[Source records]
++++++++++

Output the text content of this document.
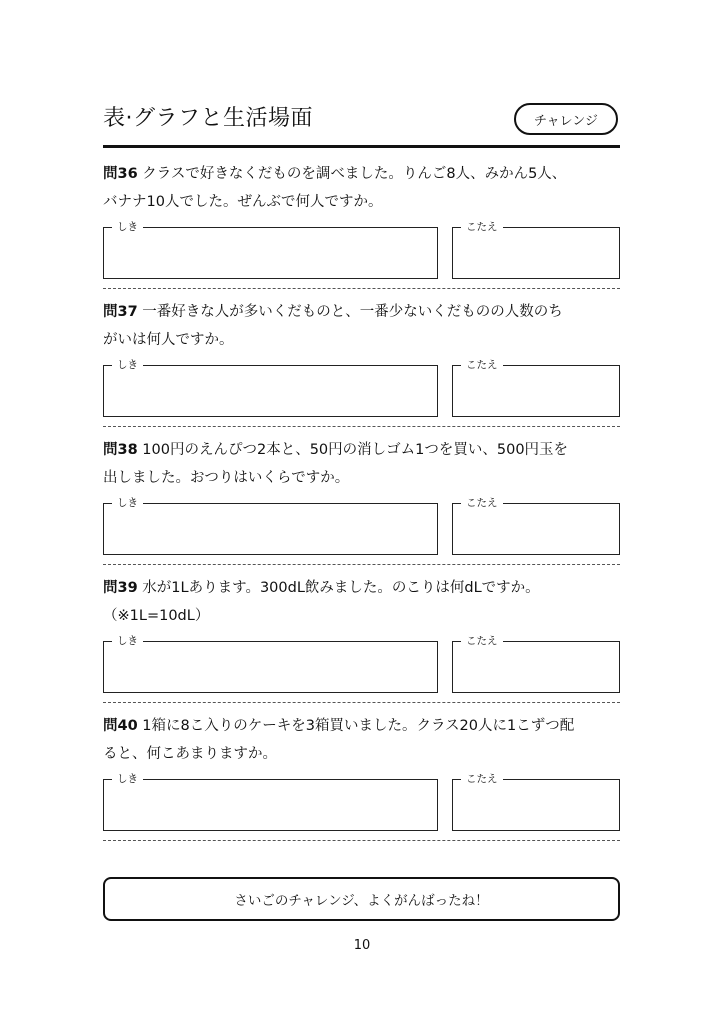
表·グラフと生活場面	チャレンジ
問36 クラスで好きなくだものを調べました。りんご8人、みかん5人、
バナナ10人でした。ぜんぶで何人ですか。
しき	こたえ
問37 一番好きな人が多いくだものと、一番少ないくだものの人数のち
がいは何人ですか。
しき	こたえ
問38 100円のえんぴつ2本と、50円の消しゴム1つを買い、500円玉を
出しました。おつりはいくらですか。
しき	こたえ
問39 水が1Lあります。300dL飲みました。のこりは何dLですか。
（※1L=10dL）
しき	こたえ
問40 1箱に8こ入りのケーキを3箱買いました。クラス20人に1こずつ配
ると、何こあまりますか。
しき	こたえ
さいごのチャレンジ、よくがんばったね！
10
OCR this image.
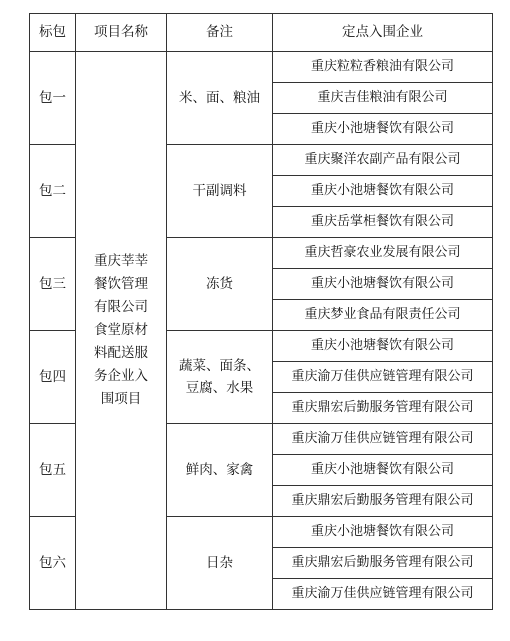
标包	项目名称	备注	定点入围企业
包一	重庆莘莘餐饮管理有限公司食堂原材料配送服务企业入围项目	米、面、粮油	重庆粒粒香粮油有限公司
			重庆吉佳粮油有限公司
			重庆小池塘餐饮有限公司
包二		干副调料	重庆聚洋农副产品有限公司
			重庆小池塘餐饮有限公司
			重庆岳掌柜餐饮有限公司
包三		冻货	重庆哲豪农业发展有限公司
			重庆小池塘餐饮有限公司
			重庆梦业食品有限责任公司
包四		蔬菜、面条、豆腐、水果	重庆小池塘餐饮有限公司
			重庆渝万佳供应链管理有限公司
			重庆鼎宏后勤服务管理有限公司
包五		鲜肉、家禽	重庆渝万佳供应链管理有限公司
			重庆小池塘餐饮有限公司
			重庆鼎宏后勤服务管理有限公司
包六		日杂	重庆小池塘餐饮有限公司
			重庆鼎宏后勤服务管理有限公司
			重庆渝万佳供应链管理有限公司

++++++++++

GOAL: Write out each line of the data exactly; the images should be left out.

FINISHED TASK:
Output the text content of this document.
表·グラフと生活場面	チャレンジ
問36 クラスで好きなくだものを調べました。りんご8人、みかん5人、
バナナ10人でした。ぜんぶで何人ですか。
しき	こたえ
問37 一番好きな人が多いくだものと、一番少ないくだものの人数のち
がいは何人ですか。
しき	こたえ
問38 100円のえんぴつ2本と、50円の消しゴム1つを買い、500円玉を
出しました。おつりはいくらですか。
しき	こたえ
問39 水が1Lあります。300dL飲みました。のこりは何dLですか。
（※1L=10dL）
しき	こたえ
問40 1箱に8こ入りのケーキを3箱買いました。クラス20人に1こずつ配
ると、何こあまりますか。
しき	こたえ
さいごのチャレンジ、よくがんばったね！
10
OCR this image.
标包	项目名称	备注	定点入围企业
包一	重庆莘莘餐饮管理有限公司食堂原材料配送服务企业入围项目	米、面、粮油	重庆粒粒香粮油有限公司
			重庆吉佳粮油有限公司
			重庆小池塘餐饮有限公司
包二		干副调料	重庆聚洋农副产品有限公司
			重庆小池塘餐饮有限公司
			重庆岳掌柜餐饮有限公司
包三		冻货	重庆哲豪农业发展有限公司
			重庆小池塘餐饮有限公司
			重庆梦业食品有限责任公司
包四		蔬菜、面条、豆腐、水果	重庆小池塘餐饮有限公司
			重庆渝万佳供应链管理有限公司
			重庆鼎宏后勤服务管理有限公司
包五		鲜肉、家禽	重庆渝万佳供应链管理有限公司
			重庆小池塘餐饮有限公司
			重庆鼎宏后勤服务管理有限公司
包六		日杂	重庆小池塘餐饮有限公司
			重庆鼎宏后勤服务管理有限公司
			重庆渝万佳供应链管理有限公司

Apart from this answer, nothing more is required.